> _READING TEXT_
>> begin
The idea of traveling in your 20s while is tough. You have rent to pay, $14 cocktails, and potentially student loans. But, you can travel internationally for a lot less money than you think if you’re strategic. I knew that finding the time and money to travel post graduation was only going to get more difficult. So, I made it a goal to graduate with as many frequent flyer miles as possible. This is how I did it and this is how I flew to Thailand for $50.
Step 1- Frequent Flyer Cards.
Benefit from sign up bonuses
Airline credit cards have excellent sign-up bonuses. (You can grab my cheat sheet of airline bonuses at the bottom of this post). The way the work is that the airline will set an amount of time (usually 3 months) and require you to spend a certain amount in that time (usually ~$3,000.) Once you do, you earn an exceptional amount of frequent flyer miles as your reward (usually ~50,000) . So, sign up for one of the credit cards, spend the necessary amount to reach, and watch the frequent flyer miles flow in.
Once you’ve earned the points
Please note that after the first year of having that credit card, there is typically an annual fee of around $100 to keep it. If you cancel the card, your points don’t go away (for most airlines). So, if having open credit cards worries you, you can cancel without losing your points. Please also be sure to check into when your miles may expire, as that also could be of concern. I recommend keeping one or two of these credit cards and paying the annual fee because the cards do have great perks. Particularly appealing is the perk of no foreign transaction fees. This will be great for you when you do travel internationally with your beautiful new miles!
For example, I love my United Airlines credit card because of the great benefits it brings. Their sign up deal is this: spend $3,000 in the first 3 months of having the credit card, and you will earn 50,000 frequent flyer miles. As of this morning, I could get from New York City to Bangkok for 40,000 frequent flyer miles. Yes, I spent the $3,000 to get those miles, but since it was on my credit card, that’s money that I would have spent anyway. I spent it on groceries, taxis, the subway, happy hour, and utilities.
>> end
> _SET TASKS_
1 - List everything the frequent flyer miles post says the writer spent the $3,000 on.
2 - Carry on the post about earning frequent flyer miles from its final sentence.

> _INFORMATION GIVEN_
>> begin
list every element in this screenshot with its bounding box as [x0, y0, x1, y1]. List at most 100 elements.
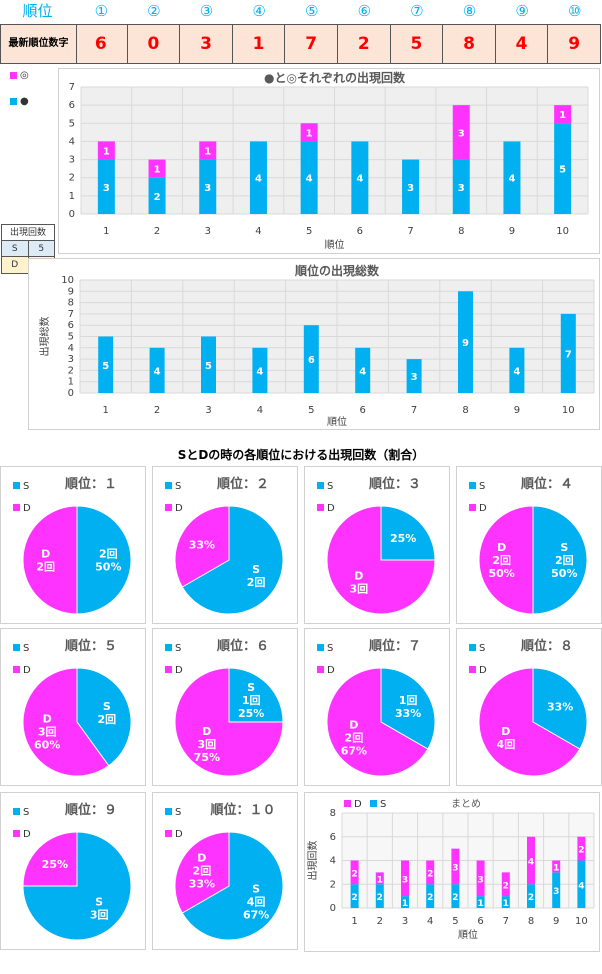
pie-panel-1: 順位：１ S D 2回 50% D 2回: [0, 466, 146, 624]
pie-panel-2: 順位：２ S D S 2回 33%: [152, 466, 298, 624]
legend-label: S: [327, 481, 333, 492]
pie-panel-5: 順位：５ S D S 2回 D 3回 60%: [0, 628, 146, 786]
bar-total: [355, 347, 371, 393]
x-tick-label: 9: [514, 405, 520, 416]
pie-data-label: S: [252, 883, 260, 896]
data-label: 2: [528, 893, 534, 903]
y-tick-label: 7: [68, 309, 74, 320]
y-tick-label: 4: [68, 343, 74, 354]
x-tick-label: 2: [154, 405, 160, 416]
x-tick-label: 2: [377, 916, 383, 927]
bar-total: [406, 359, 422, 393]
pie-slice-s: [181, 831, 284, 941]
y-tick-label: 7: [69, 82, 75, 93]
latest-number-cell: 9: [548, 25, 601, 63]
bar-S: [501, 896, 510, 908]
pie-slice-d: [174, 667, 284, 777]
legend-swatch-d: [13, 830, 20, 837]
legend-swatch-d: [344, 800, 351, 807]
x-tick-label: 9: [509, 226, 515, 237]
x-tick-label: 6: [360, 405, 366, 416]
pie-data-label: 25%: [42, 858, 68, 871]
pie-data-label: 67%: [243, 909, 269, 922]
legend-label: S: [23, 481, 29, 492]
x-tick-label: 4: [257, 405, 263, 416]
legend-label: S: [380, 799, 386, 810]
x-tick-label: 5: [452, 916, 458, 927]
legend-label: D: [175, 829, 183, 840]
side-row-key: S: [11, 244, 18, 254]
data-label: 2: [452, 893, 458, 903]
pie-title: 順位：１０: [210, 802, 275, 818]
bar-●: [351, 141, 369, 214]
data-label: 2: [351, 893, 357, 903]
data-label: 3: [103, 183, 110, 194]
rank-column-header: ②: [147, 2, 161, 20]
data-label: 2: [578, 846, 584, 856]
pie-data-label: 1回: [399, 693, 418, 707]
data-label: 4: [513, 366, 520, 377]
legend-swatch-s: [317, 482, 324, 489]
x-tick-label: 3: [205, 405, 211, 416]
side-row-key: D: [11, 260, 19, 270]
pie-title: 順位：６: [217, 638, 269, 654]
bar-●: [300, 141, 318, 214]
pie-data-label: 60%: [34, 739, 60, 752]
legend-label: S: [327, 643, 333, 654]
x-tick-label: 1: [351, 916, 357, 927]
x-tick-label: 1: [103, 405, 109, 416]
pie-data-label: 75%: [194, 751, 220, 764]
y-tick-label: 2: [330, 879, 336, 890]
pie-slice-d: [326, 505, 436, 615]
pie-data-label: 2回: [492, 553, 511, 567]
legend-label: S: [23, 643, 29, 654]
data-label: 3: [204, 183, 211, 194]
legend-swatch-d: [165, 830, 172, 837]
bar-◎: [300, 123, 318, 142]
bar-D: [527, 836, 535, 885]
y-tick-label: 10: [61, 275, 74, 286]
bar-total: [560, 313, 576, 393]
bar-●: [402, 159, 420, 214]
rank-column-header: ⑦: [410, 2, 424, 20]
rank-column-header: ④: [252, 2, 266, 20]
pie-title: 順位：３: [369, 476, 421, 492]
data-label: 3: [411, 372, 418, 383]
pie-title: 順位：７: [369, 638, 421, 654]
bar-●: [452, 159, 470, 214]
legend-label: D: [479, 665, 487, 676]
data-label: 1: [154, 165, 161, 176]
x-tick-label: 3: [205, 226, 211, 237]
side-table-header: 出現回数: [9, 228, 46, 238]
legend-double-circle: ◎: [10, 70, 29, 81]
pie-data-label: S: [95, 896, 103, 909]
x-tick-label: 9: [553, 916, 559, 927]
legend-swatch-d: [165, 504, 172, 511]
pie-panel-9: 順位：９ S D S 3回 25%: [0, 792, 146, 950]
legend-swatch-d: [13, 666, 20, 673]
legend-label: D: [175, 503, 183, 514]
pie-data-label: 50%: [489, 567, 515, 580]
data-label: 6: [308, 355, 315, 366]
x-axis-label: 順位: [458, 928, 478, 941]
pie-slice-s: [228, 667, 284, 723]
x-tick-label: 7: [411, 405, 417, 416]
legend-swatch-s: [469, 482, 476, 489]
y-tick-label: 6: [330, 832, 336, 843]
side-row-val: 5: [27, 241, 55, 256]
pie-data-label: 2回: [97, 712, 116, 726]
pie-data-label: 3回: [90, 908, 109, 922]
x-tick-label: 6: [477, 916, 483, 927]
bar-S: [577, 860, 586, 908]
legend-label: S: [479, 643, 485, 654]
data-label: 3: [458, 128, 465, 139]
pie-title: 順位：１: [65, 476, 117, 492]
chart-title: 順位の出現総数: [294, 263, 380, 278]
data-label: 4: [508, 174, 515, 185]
>> end
>> begin
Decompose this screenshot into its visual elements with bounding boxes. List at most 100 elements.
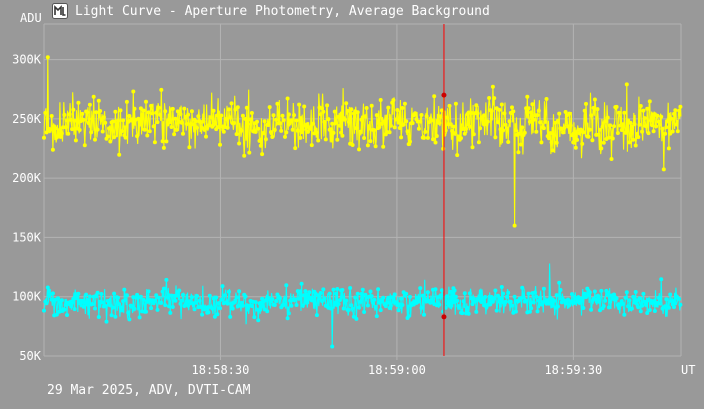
>> end
> _TASK RESULTS_
1 - groceries, taxis, the subway, happy hour, and utilities

2 -
Now, if you’re reading this and thinking, “this is great in theory, but I don’t spend $1,000 a month in spending money. That’s over my budget.” Worry not! I am here to help. I too felt as you did once, where I was in college and didn’t have that much money per month. But don’t worry, there’s still a way that you can get your sign up bonus.
Step 2- Pay for your rent with your credit card.
If you’re lucky, your landlord may accept rent payment with a credit card. By doing this, you can build up to that minimum pretty quickly.
If your landlord does not accept credit cards, there are now online platforms that will process your rent payment with your credit card. Then, they send a check to your landlord. Please note that there are often processing fees associated with this kind of platform. However, I still think paying those fees are worth it.
For example, there is Rent Share with a 2.9% fee. Or, using Rad Pad, there’s a 3.49% fee. So, if your rent is $1500/month, you’ll pay about $52 extra for the website’s processing fee (~3%). This will bring your rent cost to $1,552/month. But! That gets you halfway to your goal just paying rent. You have 3 months of spending on other things to reach the minimum. Yeah, you basically just paid $50 for spring break in Ibiza.
Step 3- Travel internationally!
After three months, your frequent flyer miles will appear in your account and you’re ready to go travel internationally. I encourage you to keep your card because airline cards are great credit cards and a great way to build up credit in your 20s. But, use your own financial discretion.
Either way, you’re ready to go travel. If you’re in college or just starting out at a job and won’t be able to travel for a while, I recommend doing this now and with as many airlines as you can! Be careful with all those credit cards. But, it will feel excellent to have 150,000 frequent flyer miles sitting around for the next time you have the chance to travel but don’t have thousands of dollars to spend on tickets.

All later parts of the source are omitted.